JOB:
Go through the records and copy each line where the word "Step" occurs.
----
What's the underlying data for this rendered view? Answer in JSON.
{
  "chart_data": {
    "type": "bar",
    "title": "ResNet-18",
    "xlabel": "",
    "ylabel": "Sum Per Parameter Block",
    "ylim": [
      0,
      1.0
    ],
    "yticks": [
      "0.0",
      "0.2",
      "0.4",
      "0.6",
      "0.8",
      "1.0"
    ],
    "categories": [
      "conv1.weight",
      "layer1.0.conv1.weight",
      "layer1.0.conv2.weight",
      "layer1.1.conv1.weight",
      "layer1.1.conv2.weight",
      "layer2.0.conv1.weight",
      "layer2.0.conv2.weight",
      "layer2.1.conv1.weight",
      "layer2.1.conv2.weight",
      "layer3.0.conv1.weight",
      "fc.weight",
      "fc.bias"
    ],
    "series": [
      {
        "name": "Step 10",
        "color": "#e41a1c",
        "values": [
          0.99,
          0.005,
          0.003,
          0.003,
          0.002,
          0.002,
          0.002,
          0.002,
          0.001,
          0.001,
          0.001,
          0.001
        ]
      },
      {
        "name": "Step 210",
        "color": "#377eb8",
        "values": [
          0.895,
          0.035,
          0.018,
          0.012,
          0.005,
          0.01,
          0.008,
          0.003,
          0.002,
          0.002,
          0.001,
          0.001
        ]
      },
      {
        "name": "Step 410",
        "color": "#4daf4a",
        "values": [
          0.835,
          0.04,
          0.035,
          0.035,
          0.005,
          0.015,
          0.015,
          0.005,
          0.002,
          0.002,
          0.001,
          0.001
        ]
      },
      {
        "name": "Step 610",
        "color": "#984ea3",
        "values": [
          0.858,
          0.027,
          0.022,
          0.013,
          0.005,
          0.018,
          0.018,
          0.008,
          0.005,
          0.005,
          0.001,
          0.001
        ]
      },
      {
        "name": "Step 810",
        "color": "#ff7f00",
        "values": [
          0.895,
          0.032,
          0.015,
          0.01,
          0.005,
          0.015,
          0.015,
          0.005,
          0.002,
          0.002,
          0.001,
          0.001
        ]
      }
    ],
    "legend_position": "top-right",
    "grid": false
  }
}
----
OUTPUT OF THE TASK:
        "name": "Step 10",
        "name": "Step 210",
        "name": "Step 410",
        "name": "Step 610",
        "name": "Step 810",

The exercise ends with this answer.